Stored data
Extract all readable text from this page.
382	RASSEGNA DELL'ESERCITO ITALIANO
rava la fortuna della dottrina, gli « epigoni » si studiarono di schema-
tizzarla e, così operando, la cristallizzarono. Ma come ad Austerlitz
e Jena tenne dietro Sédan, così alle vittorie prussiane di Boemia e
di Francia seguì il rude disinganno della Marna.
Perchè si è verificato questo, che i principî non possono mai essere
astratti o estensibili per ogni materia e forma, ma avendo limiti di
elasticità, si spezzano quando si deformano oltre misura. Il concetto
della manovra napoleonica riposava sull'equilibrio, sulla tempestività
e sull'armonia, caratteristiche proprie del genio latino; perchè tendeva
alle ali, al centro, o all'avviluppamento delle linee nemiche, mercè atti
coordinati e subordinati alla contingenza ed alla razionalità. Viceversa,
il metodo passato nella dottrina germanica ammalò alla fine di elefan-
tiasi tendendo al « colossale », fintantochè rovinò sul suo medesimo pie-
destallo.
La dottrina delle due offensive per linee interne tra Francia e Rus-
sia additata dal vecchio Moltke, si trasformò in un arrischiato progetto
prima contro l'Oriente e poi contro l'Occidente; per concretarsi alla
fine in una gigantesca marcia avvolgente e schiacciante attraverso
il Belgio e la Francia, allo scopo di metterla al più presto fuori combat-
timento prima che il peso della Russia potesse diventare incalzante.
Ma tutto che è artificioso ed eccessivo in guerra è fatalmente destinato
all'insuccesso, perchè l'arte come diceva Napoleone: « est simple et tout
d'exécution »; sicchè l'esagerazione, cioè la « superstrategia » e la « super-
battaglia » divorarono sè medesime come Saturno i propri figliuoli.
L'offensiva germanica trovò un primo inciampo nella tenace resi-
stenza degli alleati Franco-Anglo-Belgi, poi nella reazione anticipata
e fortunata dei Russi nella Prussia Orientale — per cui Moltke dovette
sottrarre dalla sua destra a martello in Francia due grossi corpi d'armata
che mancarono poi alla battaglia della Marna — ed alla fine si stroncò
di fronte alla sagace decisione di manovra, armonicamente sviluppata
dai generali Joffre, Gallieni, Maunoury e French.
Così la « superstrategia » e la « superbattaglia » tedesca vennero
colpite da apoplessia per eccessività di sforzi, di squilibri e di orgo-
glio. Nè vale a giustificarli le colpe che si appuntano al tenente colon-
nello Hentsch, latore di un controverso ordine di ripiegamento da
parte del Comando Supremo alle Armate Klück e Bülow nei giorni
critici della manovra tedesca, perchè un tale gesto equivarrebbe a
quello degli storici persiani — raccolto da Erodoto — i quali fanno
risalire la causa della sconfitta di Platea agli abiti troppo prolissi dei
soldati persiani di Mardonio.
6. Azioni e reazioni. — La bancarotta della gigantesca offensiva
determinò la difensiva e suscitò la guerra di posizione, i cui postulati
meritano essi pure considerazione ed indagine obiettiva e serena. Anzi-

### TASK:
In the records above, tally the lines where the word "linee" appears, and give the number and nothing else.

### SOLUTION TO THE PROBLEM:
2